▶ Task objective:
Locate every line that holds the string "ylabel" and copy it.

::: Record list :::

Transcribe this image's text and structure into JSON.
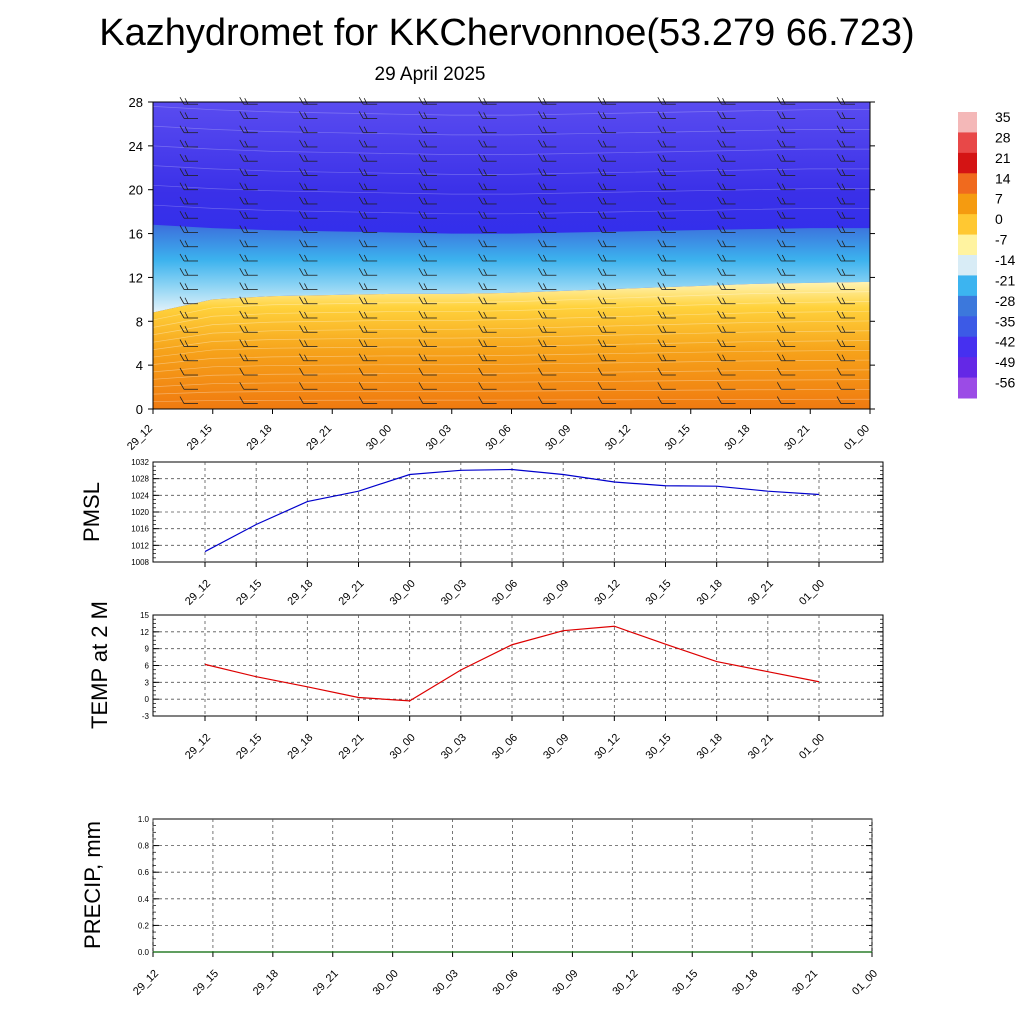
{
  "title": "Kazhydromet for KKChervonnoe(53.279 66.723)",
  "subtitle": "29 April 2025",
  "colorbar": {
    "labels": [
      "35",
      "28",
      "21",
      "14",
      "7",
      "0",
      "-7",
      "-14",
      "-21",
      "-28",
      "-35",
      "-42",
      "-49",
      "-56"
    ],
    "colors": [
      "#f4b8b8",
      "#e84848",
      "#d41414",
      "#f06a1e",
      "#f59b10",
      "#ffc832",
      "#fff3a0",
      "#d8ecf6",
      "#3cb4f0",
      "#3c78dc",
      "#3c5ae6",
      "#4630f0",
      "#6428e6",
      "#9b4be6"
    ]
  },
  "chart_data": [
    {
      "type": "heatmap",
      "title": "",
      "xlabel": "",
      "ylabel": "",
      "x": [
        "29_12",
        "29_15",
        "29_18",
        "29_21",
        "30_00",
        "30_03",
        "30_06",
        "30_09",
        "30_12",
        "30_15",
        "30_18",
        "30_21",
        "01_00"
      ],
      "y_ticks": [
        0,
        4,
        8,
        12,
        16,
        20,
        24,
        28
      ],
      "ylim": [
        0,
        28
      ],
      "freezing_level": [
        8.8,
        10.0,
        10.3,
        10.4,
        10.5,
        10.5,
        10.6,
        10.8,
        11.0,
        11.2,
        11.4,
        11.5,
        11.6
      ],
      "tropopause_level": [
        16.8,
        16.5,
        16.3,
        16.2,
        16.1,
        16.0,
        16.0,
        16.1,
        16.2,
        16.3,
        16.4,
        16.5,
        16.5
      ],
      "colorbar_range": [
        -56,
        35
      ]
    },
    {
      "type": "line",
      "ylabel": "PMSL",
      "ylim": [
        1008,
        1032
      ],
      "y_ticks": [
        1008,
        1012,
        1016,
        1020,
        1024,
        1028,
        1032
      ],
      "x": [
        "29_12",
        "29_15",
        "29_18",
        "29_21",
        "30_00",
        "30_03",
        "30_06",
        "30_09",
        "30_12",
        "30_15",
        "30_18",
        "30_21",
        "01_00"
      ],
      "series": [
        {
          "values": [
            1010.5,
            1017.0,
            1022.5,
            1025.0,
            1029.0,
            1030.0,
            1030.2,
            1029.0,
            1027.2,
            1026.3,
            1026.2,
            1025.0,
            1024.2
          ]
        }
      ]
    },
    {
      "type": "line",
      "ylabel": "TEMP at 2 M",
      "ylim": [
        -3,
        15
      ],
      "y_ticks": [
        -3,
        0,
        3,
        6,
        9,
        12,
        15
      ],
      "x": [
        "29_12",
        "29_15",
        "29_18",
        "29_21",
        "30_00",
        "30_03",
        "30_06",
        "30_09",
        "30_12",
        "30_15",
        "30_18",
        "30_21",
        "01_00"
      ],
      "series": [
        {
          "values": [
            6.2,
            4.0,
            2.2,
            0.3,
            -0.3,
            5.2,
            9.7,
            12.2,
            13.0,
            9.8,
            6.7,
            4.9,
            3.1
          ]
        }
      ]
    },
    {
      "type": "line",
      "ylabel": "PRECIP, mm",
      "ylim": [
        0,
        1
      ],
      "y_ticks": [
        "0.0",
        "0.2",
        "0.4",
        "0.6",
        "0.8",
        "1.0"
      ],
      "x": [
        "29_12",
        "29_15",
        "29_18",
        "29_21",
        "30_00",
        "30_03",
        "30_06",
        "30_09",
        "30_12",
        "30_15",
        "30_18",
        "30_21",
        "01_00"
      ],
      "series": [
        {
          "values": [
            0,
            0,
            0,
            0,
            0,
            0,
            0,
            0,
            0,
            0,
            0,
            0,
            0
          ]
        }
      ]
    }
  ]
}
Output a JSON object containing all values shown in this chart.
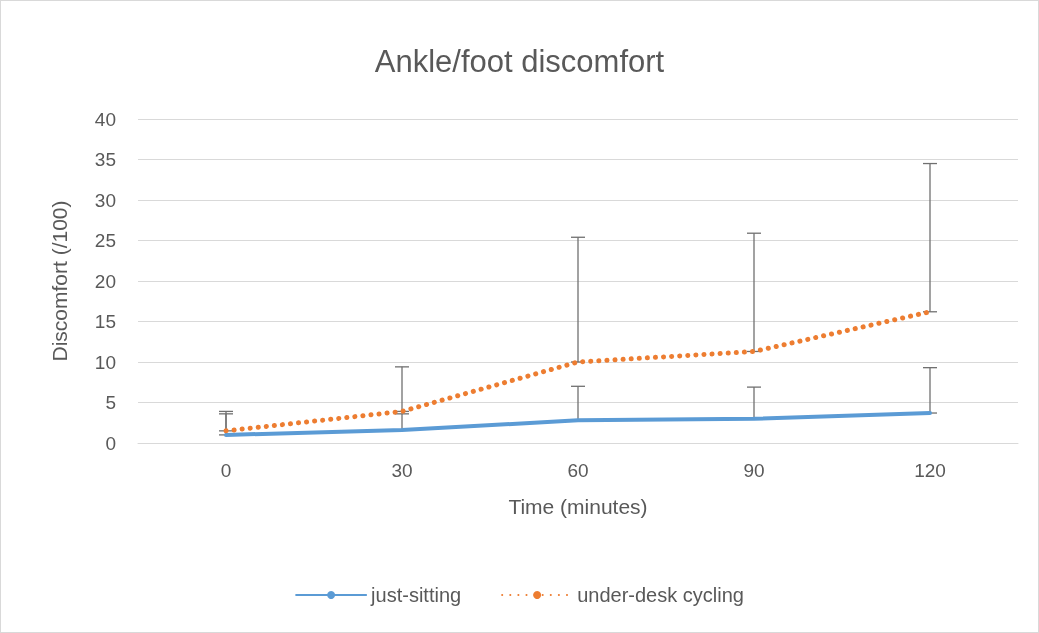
{
  "chart_data": {
    "type": "line",
    "title": "Ankle/foot discomfort",
    "xlabel": "Time (minutes)",
    "ylabel": "Discomfort (/100)",
    "categories": [
      "0",
      "30",
      "60",
      "90",
      "120"
    ],
    "series": [
      {
        "name": "just-sitting",
        "color": "#5b9bd5",
        "line_style": "solid",
        "values": [
          1.0,
          1.6,
          2.8,
          3.0,
          3.7
        ],
        "errors": [
          [
            1.0,
            3.6
          ],
          [
            1.6,
            3.6
          ],
          [
            2.8,
            7.0
          ],
          [
            3.0,
            6.9
          ],
          [
            3.7,
            9.3
          ]
        ]
      },
      {
        "name": "under-desk cycling",
        "color": "#ed7d31",
        "line_style": "dotted",
        "values": [
          1.5,
          3.9,
          10.0,
          11.3,
          16.2
        ],
        "errors": [
          [
            1.5,
            3.9
          ],
          [
            3.9,
            9.4
          ],
          [
            10.0,
            25.4
          ],
          [
            11.3,
            25.9
          ],
          [
            16.2,
            34.5
          ]
        ]
      }
    ],
    "ylim": [
      0,
      40
    ],
    "yticks": [
      0,
      5,
      10,
      15,
      20,
      25,
      30,
      35,
      40
    ],
    "grid": "y",
    "legend": "bottom",
    "marker": "none"
  }
}
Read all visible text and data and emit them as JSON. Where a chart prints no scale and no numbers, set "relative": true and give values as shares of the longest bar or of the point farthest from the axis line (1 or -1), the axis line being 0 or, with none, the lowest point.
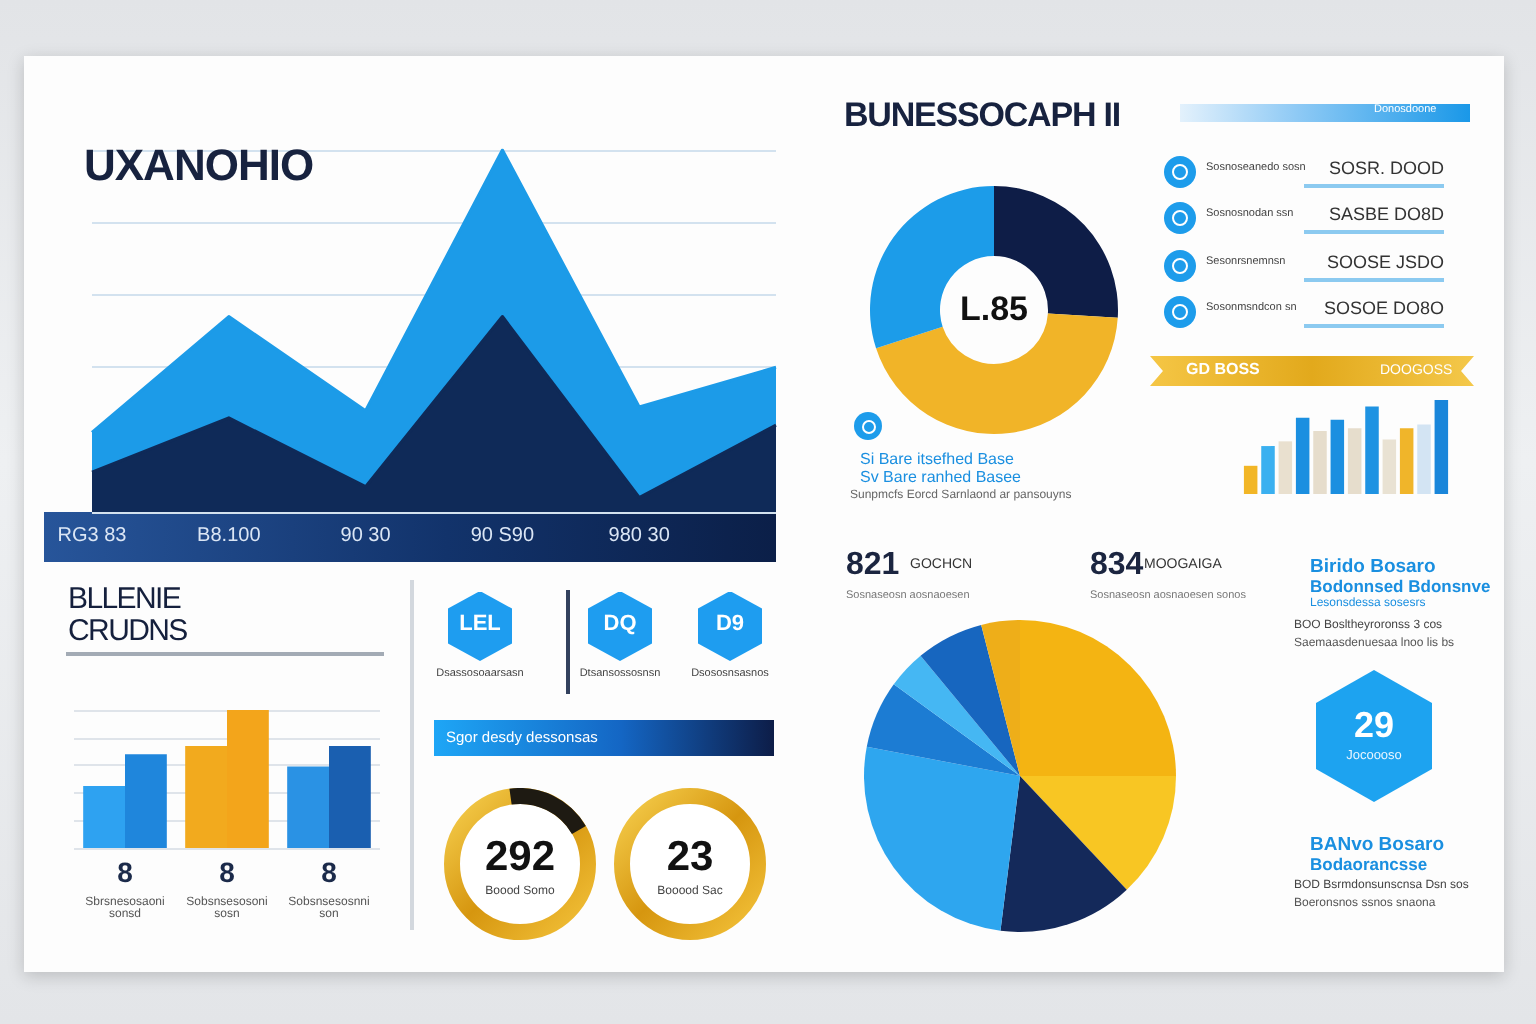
{
  "chart_data": [
    {
      "type": "area",
      "title": "UXANOHIO",
      "categories": [
        "RG3 83",
        "B8.100",
        "90 30",
        "90 S90",
        "980 30",
        null
      ],
      "relative": true,
      "grid": "y",
      "series": [
        {
          "color": "#1c9be8",
          "values": [
            0.22,
            0.54,
            0.28,
            1,
            0.29,
            0.4
          ]
        },
        {
          "color": "#0f2a58",
          "values": [
            0.11,
            0.26,
            0.07,
            0.54,
            0.04,
            0.24
          ]
        }
      ]
    },
    {
      "type": "donut",
      "title": "BUNESSOCAPH II",
      "categories": [
        null,
        null,
        null
      ],
      "values": [
        26,
        44,
        30
      ],
      "colors": [
        "#0e1d47",
        "#f1b428",
        "#1c9ce9"
      ],
      "annotations": [
        "L.85",
        "Si Bare itsefhed Base",
        "Sv Bare ranhed Basee",
        "Sunpmcfs Eorcd Sarnlaond ar pansouyns"
      ]
    },
    {
      "type": "other",
      "annotations": [
        "Donosdoone",
        "SOSR. DOOD",
        "SASBE DO8D",
        "SOOSE JSDO",
        "SOSOE DO8O",
        "Sosnoseanedo sosn",
        "Sosnosnodan ssn",
        "Sesonrsnemnsn",
        "Sosonmsndcon sn"
      ]
    },
    {
      "type": "bar",
      "title": "GD BOSS",
      "subtitle": "DOOGOSS",
      "categories": [
        null,
        null,
        null,
        null,
        null,
        null,
        null,
        null,
        null,
        null,
        null,
        null
      ],
      "relative": true,
      "values": [
        0.3,
        0.51,
        0.56,
        0.81,
        0.67,
        0.79,
        0.7,
        0.93,
        0.58,
        0.7,
        0.74,
        1
      ],
      "colors": [
        "#f2b626",
        "#3ab0f0",
        "#e9e0cf",
        "#1b8fe0",
        "#e6ddcc",
        "#1b8fe0",
        "#e6ddcc",
        "#1f93e2",
        "#e9e2d3",
        "#f0b52a",
        "#d3e4f3",
        "#1a86da"
      ]
    },
    {
      "type": "bar",
      "title": "BLLENIE CRUDNS",
      "categories": [
        "8",
        "8",
        "8"
      ],
      "relative": true,
      "grid": "y",
      "series": [
        {
          "colors": [
            "#2ea2f1",
            "#f2aa1e",
            "#2a92e4"
          ],
          "values": [
            0.45,
            0.74,
            0.59
          ]
        },
        {
          "colors": [
            "#1f86dc",
            "#f3a51b",
            "#1a5fb0"
          ],
          "values": [
            0.68,
            1,
            0.74
          ]
        }
      ],
      "annotations": [
        "Sbrsnesosaoni sonsd",
        "Sobsnsesosoni sosn",
        "Sobsnsesosnni son"
      ]
    },
    {
      "type": "other",
      "annotations": [
        "LEL",
        "DQ",
        "D9",
        "Dsassosoaarsasn",
        "Dtsansossosnsn",
        "Dsososnsasnos",
        "Sgor desdy dessonsas",
        "292",
        "Boood Somo",
        "23",
        "Booood Sac"
      ]
    },
    {
      "type": "pie",
      "categories": [
        null,
        null,
        null,
        null,
        null,
        null,
        null,
        null
      ],
      "values": [
        25,
        13,
        14,
        26,
        7,
        4,
        7,
        4
      ],
      "colors": [
        "#f4b412",
        "#f8c623",
        "#14295a",
        "#2ea6ef",
        "#1c7cd3",
        "#45b7f3",
        "#1766bf",
        "#eeae19"
      ],
      "annotations": [
        "821",
        "GOCHCN",
        "834",
        "MOOGAIGA",
        "Sosnaseosn aosnaoesen",
        "Sosnaseosn aosnaoesen sonos"
      ]
    },
    {
      "type": "other",
      "annotations": [
        "Birido Bosaro",
        "Bodonnsed Bdonsnve",
        "Lesonsdessa sosesrs",
        "BOO Bosltheyroronss 3 cos",
        "Saemaasdenuesaa lnoo lis bs",
        "29",
        "Jocoooso",
        "BANvo Bosaro",
        "Bodaorancsse",
        "BOD Bsrmdonsunscnsa Dsn sos",
        "Boeronsnos ssnos snaona"
      ]
    }
  ]
}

:::

▶ Output below:
      "ylabel": "",
      "ylabel": "PMSL",
      "ylabel": "TEMP at 2 M",
      "ylabel": "PRECIP, mm",
    "ylabel": "Discomfort (/100)",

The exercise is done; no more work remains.